Directions
List all lines in the material below that contain "color".

Source records

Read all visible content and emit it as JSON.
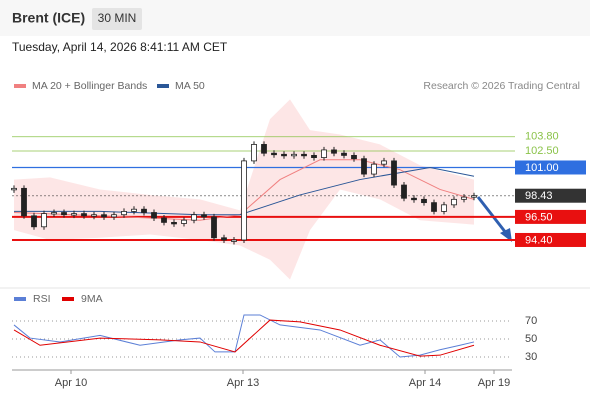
{
  "chart_data": {
    "type": "candlestick",
    "title": "Brent (ICE)",
    "timeframe": "30 MIN",
    "subtitle": "Tuesday, April 14, 2026 8:41:11 AM CET",
    "credit": "Research © 2026 Trading Central",
    "values": [
      99.1,
      96.6,
      95.6,
      96.8,
      96.9,
      96.7,
      96.8,
      96.6,
      96.7,
      96.5,
      96.7,
      97.0,
      97.2,
      96.9,
      96.4,
      96.0,
      95.9,
      96.2,
      96.7,
      96.5,
      94.6,
      94.4,
      94.4,
      101.6,
      103.1,
      102.3,
      102.2,
      102.1,
      102.2,
      102.1,
      101.9,
      102.6,
      102.3,
      102.1,
      101.8,
      100.4,
      101.3,
      101.6,
      99.4,
      98.2,
      98.1,
      97.8,
      97.0,
      97.6,
      98.1,
      98.3,
      98.43
    ],
    "xlim": [
      -0.2,
      49.6
    ],
    "xticks": [
      {
        "value": 5.7,
        "label": "Apr 10"
      },
      {
        "value": 22.9,
        "label": "Apr 13"
      },
      {
        "value": 41.1,
        "label": "Apr 14"
      },
      {
        "value": 48,
        "label": "Apr 19"
      }
    ],
    "ylim": [
      90.3,
      107.6
    ],
    "levels": [
      {
        "value": 103.8,
        "label": "103.80",
        "color": "#8bc34a",
        "style": "text"
      },
      {
        "value": 102.5,
        "label": "102.50",
        "color": "#8bc34a",
        "style": "text"
      },
      {
        "value": 101.0,
        "label": "101.00",
        "color": "#2f6fe0",
        "style": "box"
      },
      {
        "value": 98.43,
        "label": "98.43",
        "color": "#333333",
        "style": "box"
      },
      {
        "value": 96.5,
        "label": "96.50",
        "color": "#e81010",
        "style": "box"
      },
      {
        "value": 94.4,
        "label": "94.40",
        "color": "#e81010",
        "style": "box"
      }
    ],
    "series": [
      {
        "name": "MA 20 + Bollinger Bands",
        "color": "#f08080",
        "x": [
          0,
          8.6,
          18.6,
          22.6,
          26.6,
          30.6,
          34.6,
          38.6,
          42.6,
          46
        ],
        "values": [
          96.9,
          96.6,
          96.2,
          96.7,
          99.9,
          101.7,
          101.7,
          100.8,
          99.0,
          98.1
        ]
      },
      {
        "name": "MA 50",
        "color": "#2b5797",
        "x": [
          0,
          8.6,
          18.6,
          22.6,
          28.6,
          34.6,
          41.6,
          46
        ],
        "values": [
          97.0,
          97.0,
          96.7,
          96.7,
          98.5,
          99.9,
          101.0,
          100.2
        ]
      }
    ],
    "bollinger": {
      "x": [
        0,
        3.6,
        8.6,
        13.6,
        18.6,
        22.6,
        25.6,
        27.6,
        29.6,
        32.6,
        36.6,
        40.6,
        46
      ],
      "upper": [
        99.9,
        100.1,
        99.0,
        98.5,
        98.1,
        97.1,
        105.4,
        107.2,
        104.4,
        104.0,
        103.1,
        101.2,
        99.9
      ],
      "lower": [
        95.3,
        94.4,
        94.6,
        94.9,
        94.4,
        93.9,
        92.6,
        90.8,
        95.3,
        99.0,
        98.1,
        96.2,
        95.8
      ]
    },
    "rsi": {
      "ylim": [
        13.3,
        93.3
      ],
      "yticks": [
        30,
        50,
        70
      ],
      "series": [
        {
          "name": "RSI",
          "color": "#5b7fd6",
          "x": [
            0,
            1.6,
            4.6,
            8.6,
            12.6,
            16.6,
            18.6,
            20.1,
            22.1,
            23,
            24.6,
            26.6,
            30.6,
            34.6,
            36.6,
            38.6,
            40.6,
            42.6,
            44.6,
            46
          ],
          "values": [
            65.6,
            51,
            46.7,
            54,
            43,
            49,
            51,
            35.6,
            35.6,
            76.7,
            76.7,
            65.6,
            60,
            43,
            49,
            30,
            32,
            38,
            43,
            46.7
          ]
        },
        {
          "name": "9MA",
          "color": "#e00000",
          "x": [
            0,
            2.6,
            8.6,
            14.6,
            18.6,
            22.1,
            25.6,
            28.6,
            32.6,
            36.6,
            40.6,
            42.6,
            46
          ],
          "values": [
            60,
            43,
            51,
            49,
            46.7,
            35.6,
            71,
            69,
            60,
            43,
            31,
            32,
            43
          ]
        }
      ]
    }
  }
}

Solution to the problem
        "color": "#8bc34a",
        "color": "#8bc34a",
        "color": "#2f6fe0",
        "color": "#333333",
        "color": "#e81010",
        "color": "#e81010",
        "color": "#f08080",
        "color": "#2b5797",
          "color": "#5b7fd6",
          "color": "#e00000",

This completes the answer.